■ Task objective
In the entries that follow, count each line containing "Peterhof" and state the total, nothing more.

■ Supplied entries
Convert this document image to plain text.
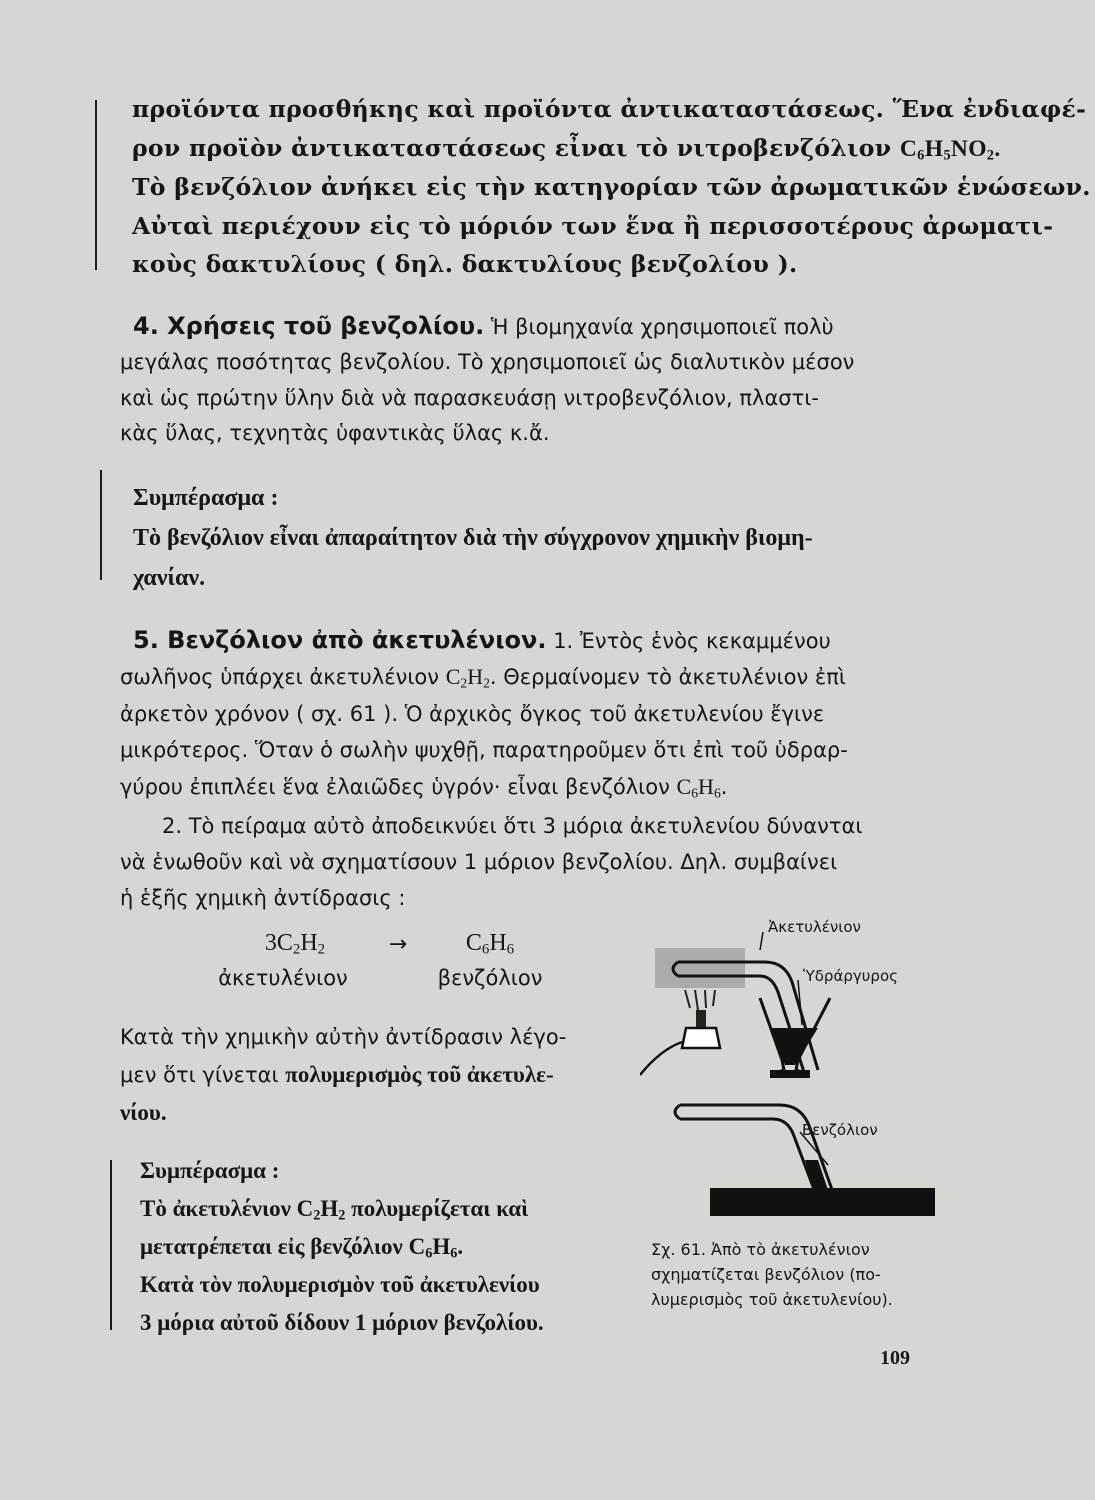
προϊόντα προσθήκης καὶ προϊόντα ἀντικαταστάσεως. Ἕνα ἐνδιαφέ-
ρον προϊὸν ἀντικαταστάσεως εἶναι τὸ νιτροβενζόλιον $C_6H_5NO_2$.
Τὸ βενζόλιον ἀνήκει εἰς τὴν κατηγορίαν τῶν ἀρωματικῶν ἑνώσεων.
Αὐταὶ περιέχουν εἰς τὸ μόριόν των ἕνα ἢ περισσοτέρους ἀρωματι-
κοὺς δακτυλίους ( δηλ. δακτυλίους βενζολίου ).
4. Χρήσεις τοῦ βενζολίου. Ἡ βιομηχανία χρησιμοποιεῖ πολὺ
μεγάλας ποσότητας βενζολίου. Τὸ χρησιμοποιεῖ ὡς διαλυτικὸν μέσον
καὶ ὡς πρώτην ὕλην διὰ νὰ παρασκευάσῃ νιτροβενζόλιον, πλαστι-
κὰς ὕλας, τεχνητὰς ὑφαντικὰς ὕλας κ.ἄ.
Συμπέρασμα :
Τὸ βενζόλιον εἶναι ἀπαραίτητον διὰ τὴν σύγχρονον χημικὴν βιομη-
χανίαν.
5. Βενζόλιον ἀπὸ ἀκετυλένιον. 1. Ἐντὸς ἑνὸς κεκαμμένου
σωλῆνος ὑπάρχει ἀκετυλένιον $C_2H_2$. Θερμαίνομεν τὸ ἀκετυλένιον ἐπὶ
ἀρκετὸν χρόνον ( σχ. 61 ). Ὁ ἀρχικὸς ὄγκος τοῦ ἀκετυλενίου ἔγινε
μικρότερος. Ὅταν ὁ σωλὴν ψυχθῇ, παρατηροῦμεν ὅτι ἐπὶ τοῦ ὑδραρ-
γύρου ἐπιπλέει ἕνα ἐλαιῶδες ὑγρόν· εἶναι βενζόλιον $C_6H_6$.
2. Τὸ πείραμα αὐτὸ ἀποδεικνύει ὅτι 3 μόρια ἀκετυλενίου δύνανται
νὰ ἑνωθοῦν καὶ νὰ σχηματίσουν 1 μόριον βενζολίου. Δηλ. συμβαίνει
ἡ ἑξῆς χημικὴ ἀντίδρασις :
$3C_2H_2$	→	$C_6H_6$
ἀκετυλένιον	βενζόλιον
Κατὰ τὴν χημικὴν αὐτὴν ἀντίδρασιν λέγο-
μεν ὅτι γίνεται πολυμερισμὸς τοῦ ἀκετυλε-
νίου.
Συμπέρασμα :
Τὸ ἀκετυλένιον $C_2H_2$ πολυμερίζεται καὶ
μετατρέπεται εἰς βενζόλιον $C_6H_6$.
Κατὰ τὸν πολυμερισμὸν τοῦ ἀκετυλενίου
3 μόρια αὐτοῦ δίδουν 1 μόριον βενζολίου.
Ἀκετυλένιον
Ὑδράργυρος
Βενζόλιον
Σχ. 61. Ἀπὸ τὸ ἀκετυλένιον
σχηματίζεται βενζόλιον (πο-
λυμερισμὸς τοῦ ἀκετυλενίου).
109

...

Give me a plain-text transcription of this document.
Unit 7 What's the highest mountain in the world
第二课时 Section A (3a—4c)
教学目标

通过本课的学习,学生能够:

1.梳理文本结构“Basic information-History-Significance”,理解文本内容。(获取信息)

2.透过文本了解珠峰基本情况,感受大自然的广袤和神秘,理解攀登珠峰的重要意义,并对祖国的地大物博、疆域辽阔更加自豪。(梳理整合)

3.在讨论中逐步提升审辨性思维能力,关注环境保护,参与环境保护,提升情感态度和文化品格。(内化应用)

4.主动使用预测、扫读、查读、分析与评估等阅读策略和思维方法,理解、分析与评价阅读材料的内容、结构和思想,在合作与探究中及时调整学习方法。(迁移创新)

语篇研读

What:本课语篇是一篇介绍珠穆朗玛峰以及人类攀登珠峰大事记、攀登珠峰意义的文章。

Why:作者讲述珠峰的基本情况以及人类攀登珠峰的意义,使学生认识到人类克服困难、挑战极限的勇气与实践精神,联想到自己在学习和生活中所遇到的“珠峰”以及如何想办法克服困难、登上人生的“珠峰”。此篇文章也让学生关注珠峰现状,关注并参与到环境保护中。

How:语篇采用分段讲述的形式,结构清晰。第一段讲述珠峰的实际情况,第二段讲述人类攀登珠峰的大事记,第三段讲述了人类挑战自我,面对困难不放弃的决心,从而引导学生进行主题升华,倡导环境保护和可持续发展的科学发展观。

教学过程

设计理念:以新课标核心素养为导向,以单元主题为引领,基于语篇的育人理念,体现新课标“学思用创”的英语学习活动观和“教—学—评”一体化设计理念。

==

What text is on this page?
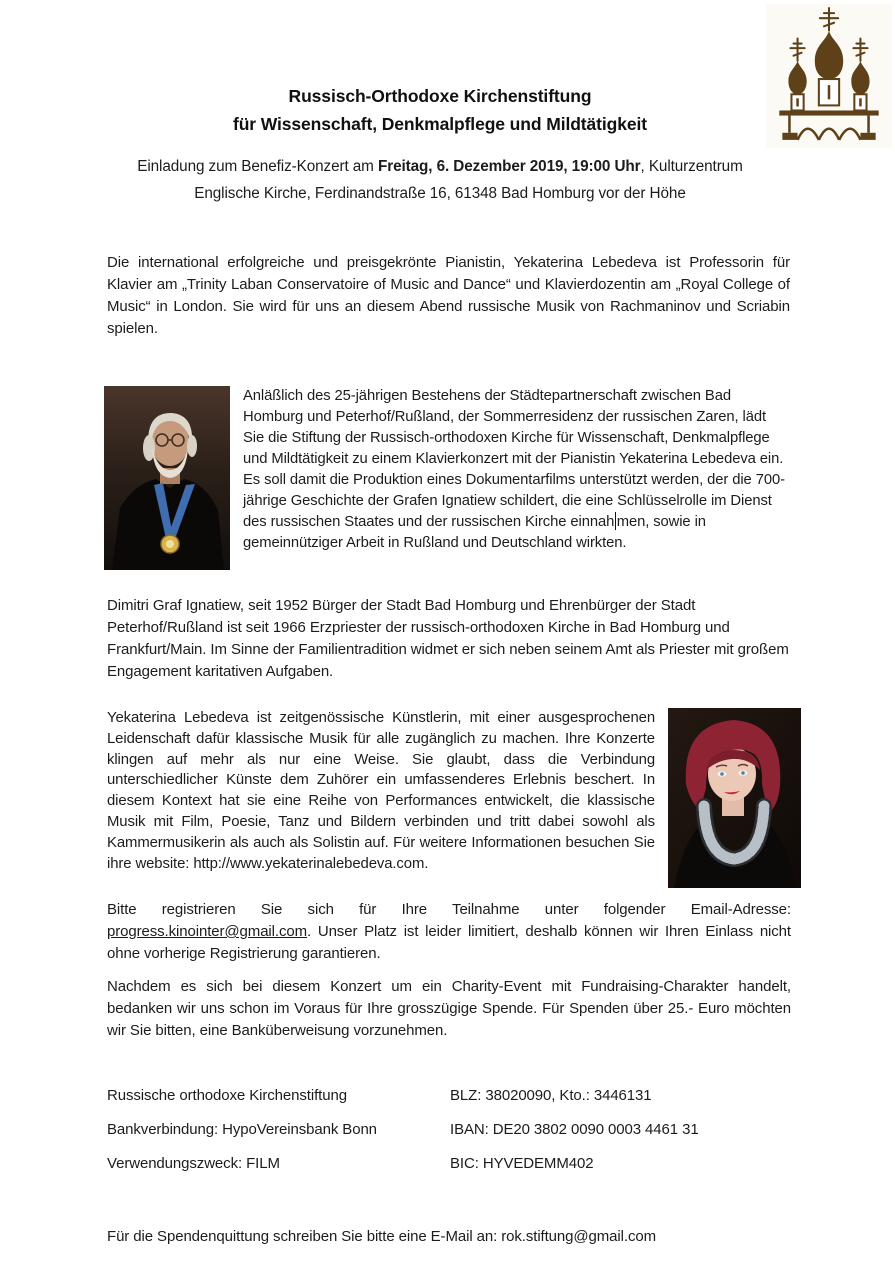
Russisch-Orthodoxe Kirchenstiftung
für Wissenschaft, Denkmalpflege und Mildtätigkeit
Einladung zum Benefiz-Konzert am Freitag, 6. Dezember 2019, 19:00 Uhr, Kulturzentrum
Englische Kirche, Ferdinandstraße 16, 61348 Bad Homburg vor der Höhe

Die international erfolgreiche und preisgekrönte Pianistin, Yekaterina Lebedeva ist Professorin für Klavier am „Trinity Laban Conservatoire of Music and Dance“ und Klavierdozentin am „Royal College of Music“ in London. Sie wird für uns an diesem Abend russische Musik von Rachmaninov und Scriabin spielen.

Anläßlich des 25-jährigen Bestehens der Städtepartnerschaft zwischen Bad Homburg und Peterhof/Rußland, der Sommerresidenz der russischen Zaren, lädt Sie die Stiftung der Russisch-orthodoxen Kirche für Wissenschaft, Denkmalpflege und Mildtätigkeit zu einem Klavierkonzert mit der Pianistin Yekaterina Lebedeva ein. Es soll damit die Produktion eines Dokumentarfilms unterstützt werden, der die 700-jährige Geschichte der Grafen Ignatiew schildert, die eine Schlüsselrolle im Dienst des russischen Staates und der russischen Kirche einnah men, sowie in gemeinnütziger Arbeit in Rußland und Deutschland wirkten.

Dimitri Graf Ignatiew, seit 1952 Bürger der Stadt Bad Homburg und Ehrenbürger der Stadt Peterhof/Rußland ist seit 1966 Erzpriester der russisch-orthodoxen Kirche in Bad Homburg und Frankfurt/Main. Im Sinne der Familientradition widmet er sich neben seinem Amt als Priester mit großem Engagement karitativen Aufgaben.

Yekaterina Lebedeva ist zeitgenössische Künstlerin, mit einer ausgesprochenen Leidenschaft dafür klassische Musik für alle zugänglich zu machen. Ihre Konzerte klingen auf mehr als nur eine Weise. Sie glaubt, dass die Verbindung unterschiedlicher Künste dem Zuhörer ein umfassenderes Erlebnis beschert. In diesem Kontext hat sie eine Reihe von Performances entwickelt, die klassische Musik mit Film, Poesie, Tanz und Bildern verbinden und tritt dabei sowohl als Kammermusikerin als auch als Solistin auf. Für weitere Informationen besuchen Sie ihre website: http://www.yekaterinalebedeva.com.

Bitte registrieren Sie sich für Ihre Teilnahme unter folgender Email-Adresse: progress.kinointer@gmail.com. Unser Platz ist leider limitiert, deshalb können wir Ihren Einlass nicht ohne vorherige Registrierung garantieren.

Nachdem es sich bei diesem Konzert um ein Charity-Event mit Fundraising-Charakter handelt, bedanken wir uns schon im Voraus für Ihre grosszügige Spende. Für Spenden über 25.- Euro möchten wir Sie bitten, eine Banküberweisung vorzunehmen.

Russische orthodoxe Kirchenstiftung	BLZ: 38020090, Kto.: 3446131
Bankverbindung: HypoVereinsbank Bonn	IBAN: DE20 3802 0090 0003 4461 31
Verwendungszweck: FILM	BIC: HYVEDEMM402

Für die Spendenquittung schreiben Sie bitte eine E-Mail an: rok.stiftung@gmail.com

■ Output of the task
2